___ Recorded data

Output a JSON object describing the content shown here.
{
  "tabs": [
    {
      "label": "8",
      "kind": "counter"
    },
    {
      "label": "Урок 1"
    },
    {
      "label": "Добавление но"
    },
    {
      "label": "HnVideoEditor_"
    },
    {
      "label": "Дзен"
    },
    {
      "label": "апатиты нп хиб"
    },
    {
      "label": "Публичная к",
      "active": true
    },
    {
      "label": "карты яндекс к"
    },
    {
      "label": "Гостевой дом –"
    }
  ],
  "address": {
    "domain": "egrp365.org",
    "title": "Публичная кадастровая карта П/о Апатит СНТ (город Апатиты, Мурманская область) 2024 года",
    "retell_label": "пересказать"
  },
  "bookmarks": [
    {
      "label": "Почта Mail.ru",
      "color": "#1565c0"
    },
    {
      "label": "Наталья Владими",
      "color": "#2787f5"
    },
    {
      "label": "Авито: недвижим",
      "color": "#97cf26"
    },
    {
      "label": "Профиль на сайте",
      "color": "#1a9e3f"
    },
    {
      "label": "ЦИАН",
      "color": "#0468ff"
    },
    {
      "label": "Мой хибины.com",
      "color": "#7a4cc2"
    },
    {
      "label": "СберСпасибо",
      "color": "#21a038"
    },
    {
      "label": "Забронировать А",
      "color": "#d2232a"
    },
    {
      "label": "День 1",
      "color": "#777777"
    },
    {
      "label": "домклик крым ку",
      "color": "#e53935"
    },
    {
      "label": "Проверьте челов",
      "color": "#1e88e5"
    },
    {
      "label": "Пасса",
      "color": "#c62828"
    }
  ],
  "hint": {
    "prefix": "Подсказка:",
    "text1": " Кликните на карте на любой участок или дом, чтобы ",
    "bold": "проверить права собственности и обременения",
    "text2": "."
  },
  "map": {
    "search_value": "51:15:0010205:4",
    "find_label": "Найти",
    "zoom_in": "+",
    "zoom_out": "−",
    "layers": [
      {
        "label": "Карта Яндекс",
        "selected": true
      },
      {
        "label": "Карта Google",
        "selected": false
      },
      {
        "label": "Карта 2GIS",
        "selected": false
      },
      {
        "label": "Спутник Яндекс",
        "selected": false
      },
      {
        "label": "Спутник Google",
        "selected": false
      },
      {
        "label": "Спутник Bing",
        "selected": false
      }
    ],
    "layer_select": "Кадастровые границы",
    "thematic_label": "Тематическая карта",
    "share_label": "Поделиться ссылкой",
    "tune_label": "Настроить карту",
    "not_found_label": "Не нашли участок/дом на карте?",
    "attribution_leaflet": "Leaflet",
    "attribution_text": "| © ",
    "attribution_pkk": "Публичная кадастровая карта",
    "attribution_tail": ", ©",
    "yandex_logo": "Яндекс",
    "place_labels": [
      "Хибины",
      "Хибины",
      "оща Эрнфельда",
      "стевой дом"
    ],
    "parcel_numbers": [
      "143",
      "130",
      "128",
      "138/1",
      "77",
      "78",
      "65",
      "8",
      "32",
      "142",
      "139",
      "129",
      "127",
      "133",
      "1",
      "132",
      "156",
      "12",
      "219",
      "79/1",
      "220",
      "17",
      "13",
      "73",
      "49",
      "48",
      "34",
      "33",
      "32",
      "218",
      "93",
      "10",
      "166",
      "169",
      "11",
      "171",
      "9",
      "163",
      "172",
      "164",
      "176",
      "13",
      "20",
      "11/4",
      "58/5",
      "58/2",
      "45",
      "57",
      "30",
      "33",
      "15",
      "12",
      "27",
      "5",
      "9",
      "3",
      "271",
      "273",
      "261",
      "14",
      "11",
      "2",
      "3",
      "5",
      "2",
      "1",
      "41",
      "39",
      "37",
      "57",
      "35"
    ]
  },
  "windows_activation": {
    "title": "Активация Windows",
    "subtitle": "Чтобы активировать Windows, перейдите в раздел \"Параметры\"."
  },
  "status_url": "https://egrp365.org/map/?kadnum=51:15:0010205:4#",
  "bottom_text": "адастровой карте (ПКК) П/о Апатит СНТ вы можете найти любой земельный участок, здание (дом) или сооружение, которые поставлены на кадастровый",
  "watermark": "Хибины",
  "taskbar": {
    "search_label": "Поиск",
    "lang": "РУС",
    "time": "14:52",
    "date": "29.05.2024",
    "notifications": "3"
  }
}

______

▸ **What you are asked to do**:
Write out the full listing exactly as given.

▸ **Finished task**:
Output a JSON object describing the content shown here.
{
  "tabs": [
    {
      "label": "8",
      "kind": "counter"
    },
    {
      "label": "Урок 1"
    },
    {
      "label": "Добавление но"
    },
    {
      "label": "HnVideoEditor_"
    },
    {
      "label": "Дзен"
    },
    {
      "label": "апатиты нп хиб"
    },
    {
      "label": "Публичная к",
      "active": true
    },
    {
      "label": "карты яндекс к"
    },
    {
      "label": "Гостевой дом –"
    }
  ],
  "address": {
    "domain": "egrp365.org",
    "title": "Публичная кадастровая карта П/о Апатит СНТ (город Апатиты, Мурманская область) 2024 года",
    "retell_label": "пересказать"
  },
  "bookmarks": [
    {
      "label": "Почта Mail.ru",
      "color": "#1565c0"
    },
    {
      "label": "Наталья Владими",
      "color": "#2787f5"
    },
    {
      "label": "Авито: недвижим",
      "color": "#97cf26"
    },
    {
      "label": "Профиль на сайте",
      "color": "#1a9e3f"
    },
    {
      "label": "ЦИАН",
      "color": "#0468ff"
    },
    {
      "label": "Мой хибины.com",
      "color": "#7a4cc2"
    },
    {
      "label": "СберСпасибо",
      "color": "#21a038"
    },
    {
      "label": "Забронировать А",
      "color": "#d2232a"
    },
    {
      "label": "День 1",
      "color": "#777777"
    },
    {
      "label": "домклик крым ку",
      "color": "#e53935"
    },
    {
      "label": "Проверьте челов",
      "color": "#1e88e5"
    },
    {
      "label": "Пасса",
      "color": "#c62828"
    }
  ],
  "hint": {
    "prefix": "Подсказка:",
    "text1": " Кликните на карте на любой участок или дом, чтобы ",
    "bold": "проверить права собственности и обременения",
    "text2": "."
  },
  "map": {
    "search_value": "51:15:0010205:4",
    "find_label": "Найти",
    "zoom_in": "+",
    "zoom_out": "−",
    "layers": [
      {
        "label": "Карта Яндекс",
        "selected": true
      },
      {
        "label": "Карта Google",
        "selected": false
      },
      {
        "label": "Карта 2GIS",
        "selected": false
      },
      {
        "label": "Спутник Яндекс",
        "selected": false
      },
      {
        "label": "Спутник Google",
        "selected": false
      },
      {
        "label": "Спутник Bing",
        "selected": false
      }
    ],
    "layer_select": "Кадастровые границы",
    "thematic_label": "Тематическая карта",
    "share_label": "Поделиться ссылкой",
    "tune_label": "Настроить карту",
    "not_found_label": "Не нашли участок/дом на карте?",
    "attribution_leaflet": "Leaflet",
    "attribution_text": "| © ",
    "attribution_pkk": "Публичная кадастровая карта",
    "attribution_tail": ", ©",
    "yandex_logo": "Яндекс",
    "place_labels": [
      "Хибины",
      "Хибины",
      "оща Эрнфельда",
      "стевой дом"
    ],
    "parcel_numbers": [
      "143",
      "130",
      "128",
      "138/1",
      "77",
      "78",
      "65",
      "8",
      "32",
      "142",
      "139",
      "129",
      "127",
      "133",
      "1",
      "132",
      "156",
      "12",
      "219",
      "79/1",
      "220",
      "17",
      "13",
      "73",
      "49",
      "48",
      "34",
      "33",
      "32",
      "218",
      "93",
      "10",
      "166",
      "169",
      "11",
      "171",
      "9",
      "163",
      "172",
      "164",
      "176",
      "13",
      "20",
      "11/4",
      "58/5",
      "58/2",
      "45",
      "57",
      "30",
      "33",
      "15",
      "12",
      "27",
      "5",
      "9",
      "3",
      "271",
      "273",
      "261",
      "14",
      "11",
      "2",
      "3",
      "5",
      "2",
      "1",
      "41",
      "39",
      "37",
      "57",
      "35"
    ]
  },
  "windows_activation": {
    "title": "Активация Windows",
    "subtitle": "Чтобы активировать Windows, перейдите в раздел \"Параметры\"."
  },
  "status_url": "https://egrp365.org/map/?kadnum=51:15:0010205:4#",
  "bottom_text": "адастровой карте (ПКК) П/о Апатит СНТ вы можете найти любой земельный участок, здание (дом) или сооружение, которые поставлены на кадастровый",
  "watermark": "Хибины",
  "taskbar": {
    "search_label": "Поиск",
    "lang": "РУС",
    "time": "14:52",
    "date": "29.05.2024",
    "notifications": "3"
  }
}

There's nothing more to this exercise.